Copy out all of the material exactly as presented.

▶ [STORED DATA]
_ _ _ _ _ _ _

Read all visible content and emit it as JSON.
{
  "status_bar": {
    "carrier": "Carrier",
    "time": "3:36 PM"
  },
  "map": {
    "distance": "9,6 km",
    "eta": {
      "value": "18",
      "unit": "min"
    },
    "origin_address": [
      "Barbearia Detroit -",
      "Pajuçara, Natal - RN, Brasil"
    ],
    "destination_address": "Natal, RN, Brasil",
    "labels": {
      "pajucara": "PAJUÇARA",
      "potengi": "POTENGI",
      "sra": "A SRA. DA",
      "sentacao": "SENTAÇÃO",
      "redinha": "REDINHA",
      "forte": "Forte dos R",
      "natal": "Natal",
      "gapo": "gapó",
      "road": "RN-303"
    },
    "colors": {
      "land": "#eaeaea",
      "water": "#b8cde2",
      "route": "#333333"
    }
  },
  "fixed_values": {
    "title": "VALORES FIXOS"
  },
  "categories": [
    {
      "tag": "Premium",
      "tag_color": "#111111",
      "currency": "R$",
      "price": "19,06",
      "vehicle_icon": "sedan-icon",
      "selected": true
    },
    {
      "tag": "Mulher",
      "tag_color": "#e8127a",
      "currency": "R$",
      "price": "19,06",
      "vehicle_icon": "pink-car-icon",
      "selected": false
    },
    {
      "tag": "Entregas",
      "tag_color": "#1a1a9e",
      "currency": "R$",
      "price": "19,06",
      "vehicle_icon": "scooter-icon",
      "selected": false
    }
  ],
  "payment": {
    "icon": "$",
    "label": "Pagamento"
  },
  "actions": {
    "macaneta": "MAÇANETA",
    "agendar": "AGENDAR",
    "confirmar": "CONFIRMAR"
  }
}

_ _ _ _ _ _ _

▶ [RESPONSE TO THIS EXERCISE]
Read all visible content and emit it as JSON.
{
  "status_bar": {
    "carrier": "Carrier",
    "time": "3:36 PM"
  },
  "map": {
    "distance": "9,6 km",
    "eta": {
      "value": "18",
      "unit": "min"
    },
    "origin_address": [
      "Barbearia Detroit -",
      "Pajuçara, Natal - RN, Brasil"
    ],
    "destination_address": "Natal, RN, Brasil",
    "labels": {
      "pajucara": "PAJUÇARA",
      "potengi": "POTENGI",
      "sra": "A SRA. DA",
      "sentacao": "SENTAÇÃO",
      "redinha": "REDINHA",
      "forte": "Forte dos R",
      "natal": "Natal",
      "gapo": "gapó",
      "road": "RN-303"
    },
    "colors": {
      "land": "#eaeaea",
      "water": "#b8cde2",
      "route": "#333333"
    }
  },
  "fixed_values": {
    "title": "VALORES FIXOS"
  },
  "categories": [
    {
      "tag": "Premium",
      "tag_color": "#111111",
      "currency": "R$",
      "price": "19,06",
      "vehicle_icon": "sedan-icon",
      "selected": true
    },
    {
      "tag": "Mulher",
      "tag_color": "#e8127a",
      "currency": "R$",
      "price": "19,06",
      "vehicle_icon": "pink-car-icon",
      "selected": false
    },
    {
      "tag": "Entregas",
      "tag_color": "#1a1a9e",
      "currency": "R$",
      "price": "19,06",
      "vehicle_icon": "scooter-icon",
      "selected": false
    }
  ],
  "payment": {
    "icon": "$",
    "label": "Pagamento"
  },
  "actions": {
    "macaneta": "MAÇANETA",
    "agendar": "AGENDAR",
    "confirmar": "CONFIRMAR"
  }
}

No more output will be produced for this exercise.